◆ YOUR TASK
Answer these questions from the passage on interpreting poetry:
(a) Which five things does it say to concentrate on when deciding whether something is a poem?
(b) What is a sentence or clause that ends at the end of a line called?
(c) What is the process of letting a sentence or clause run over into the next line called?

We know you've tried all these years to avoid it. You stayed the hell away from those cats haunting the coffee shops, the ones that dress in black and smoke American Spirits. Or maybe you're actually into this stuff. It's perfectly legal. More likely, though, it's the one required literature course you just couldn't avoid.

The time has come to read a poem, figure out what the hell the poet is talking about, and ask yourself why he couldn't just send a telegram. We're here to help: read on, and learn how to interpret a poem with flair. And guys, as to whether poetry will really help you "woo women," we're afraid the jury's out on that one.

1. KNOW A POEM WHEN YOU SEE ONE: IDENTIFYING FEATURES

Before you interpret a poem, there's a little detail you have to make sure of: that what you're reading is, in fact, a poem. So what makes a poem a poem? Concentrate on these five things: the line, the sound, the density, the associations, and the irony. Not every poem will exhibit all of these features, but they're a good starting point anyway.

Attention to the line as a basic element, not the sentence

The line is a poem's most basic unit. The length of each line of a poem is part of its composition. Compare this to normal prose, where it doesn't really matter where on the page the sentence ends, just so long as it ends. The length of the lines in a poem will affect the meaning of the words within those lines, as well as the sound and rhythm as the poem is read.

Line breaks can essentially be used to add another form of punctuation.

Often, a sentence or clause in a poem ends at the end of a line, and this is called an "end-stop." But poets also commonly allow a sentence or clause to leak over into the next line, a process called enjambment, and this has interesting effects on how a phrase is read and how we react to it. The choice of words that come before and after a line break may also be used to alter a poem's meaning. Here's an example of enjambment:

Whenever I think of a pretty
Girl, I grow old.

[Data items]
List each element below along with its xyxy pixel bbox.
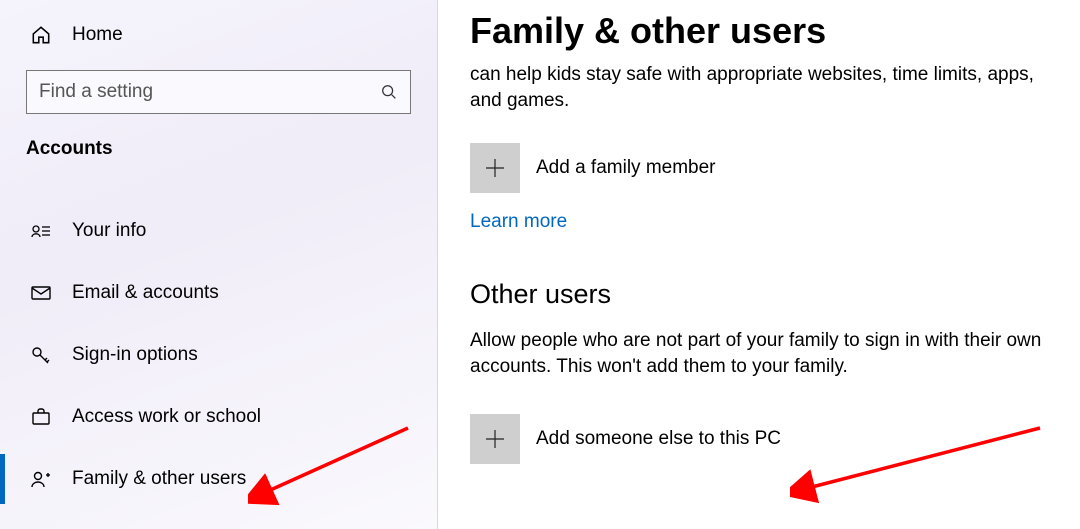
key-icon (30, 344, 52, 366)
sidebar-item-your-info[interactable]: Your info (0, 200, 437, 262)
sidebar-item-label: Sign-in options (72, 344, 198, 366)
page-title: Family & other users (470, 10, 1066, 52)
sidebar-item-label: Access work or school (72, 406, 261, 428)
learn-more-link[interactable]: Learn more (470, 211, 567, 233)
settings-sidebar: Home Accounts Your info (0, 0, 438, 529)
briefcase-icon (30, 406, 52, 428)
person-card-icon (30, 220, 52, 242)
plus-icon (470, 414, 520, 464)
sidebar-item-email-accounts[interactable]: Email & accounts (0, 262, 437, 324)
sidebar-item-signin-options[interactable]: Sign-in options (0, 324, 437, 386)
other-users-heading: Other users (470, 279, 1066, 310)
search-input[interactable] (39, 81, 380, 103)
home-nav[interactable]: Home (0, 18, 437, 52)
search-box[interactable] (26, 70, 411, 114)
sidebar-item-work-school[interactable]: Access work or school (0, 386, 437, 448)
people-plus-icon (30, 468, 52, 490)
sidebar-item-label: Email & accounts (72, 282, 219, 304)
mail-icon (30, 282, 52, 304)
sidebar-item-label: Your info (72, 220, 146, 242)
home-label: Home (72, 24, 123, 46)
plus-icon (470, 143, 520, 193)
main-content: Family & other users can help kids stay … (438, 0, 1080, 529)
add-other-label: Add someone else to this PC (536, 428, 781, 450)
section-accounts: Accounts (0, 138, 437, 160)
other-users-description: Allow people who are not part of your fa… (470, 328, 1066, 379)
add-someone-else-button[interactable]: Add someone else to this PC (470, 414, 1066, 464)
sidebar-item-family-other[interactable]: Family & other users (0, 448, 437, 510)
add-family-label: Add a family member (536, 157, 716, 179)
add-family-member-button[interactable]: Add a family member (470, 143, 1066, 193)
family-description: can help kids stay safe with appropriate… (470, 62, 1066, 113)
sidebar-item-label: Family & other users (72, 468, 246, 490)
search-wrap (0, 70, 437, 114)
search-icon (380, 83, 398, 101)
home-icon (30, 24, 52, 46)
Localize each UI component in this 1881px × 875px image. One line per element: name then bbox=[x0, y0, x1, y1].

◆ FINISHED ANSWER
(a) The line, the sound, the density, the associations, and the irony.
(b) An "end-stop."
(c) Enjambment.